__WORK REQUIRED__
The entries are to be returned exactly, with images left out.

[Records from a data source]
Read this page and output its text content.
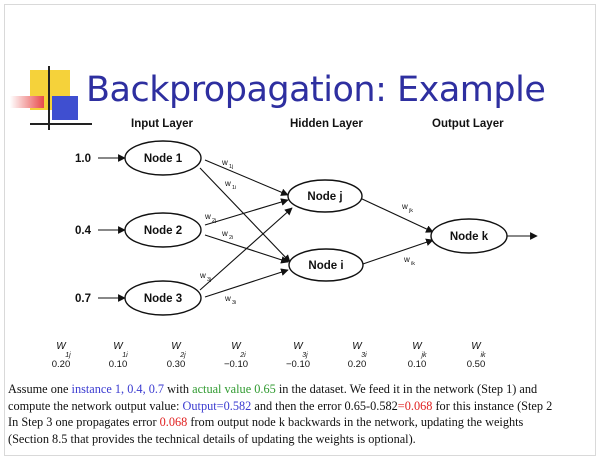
Backpropagation: Example
Input Layer	Hidden Layer	Output Layer
1.0
0.4
0.7
Node 1
Node 2
Node 3
Node j
Node i
Node k
w 1j
w 1i
w 2j
w 2i
w 3j
w 3i
w jk
w ik
W
1j
0.20
W
1i
0.10
W
2j
0.30
W
2i
−0.10
W
3j
−0.10
W
3i
0.20
W
jk
0.10
W
ik
0.50
Assume one instance 1, 0.4, 0.7 with actual value 0.65 in the dataset. We feed it in the network (Step 1) and
compute the network output value: Output=0.582 and then the error 0.65-0.582=0.068 for this instance (Step 2
In Step 3 one propagates error 0.068 from output node k backwards in the network, updating the weights
(Section 8.5 that provides the technical details of updating the weights is optional).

__TASK RESULT__
Read this page and output its text content.
Backpropagation: Example
Input Layer	Hidden Layer	Output Layer
1.0
0.4
0.7
Node 1
Node 2
Node 3
Node j
Node i
Node k
w 1j
w 1i
w 2j
w 2i
w 3j
w 3i
w jk
w ik
W
1j
0.20
W
1i
0.10
W
2j
0.30
W
2i
−0.10
W
3j
−0.10
W
3i
0.20
W
jk
0.10
W
ik
0.50
Assume one instance 1, 0.4, 0.7 with actual value 0.65 in the dataset. We feed it in the network (Step 1) and
compute the network output value: Output=0.582 and then the error 0.65-0.582=0.068 for this instance (Step 2
In Step 3 one propagates error 0.068 from output node k backwards in the network, updating the weights
(Section 8.5 that provides the technical details of updating the weights is optional).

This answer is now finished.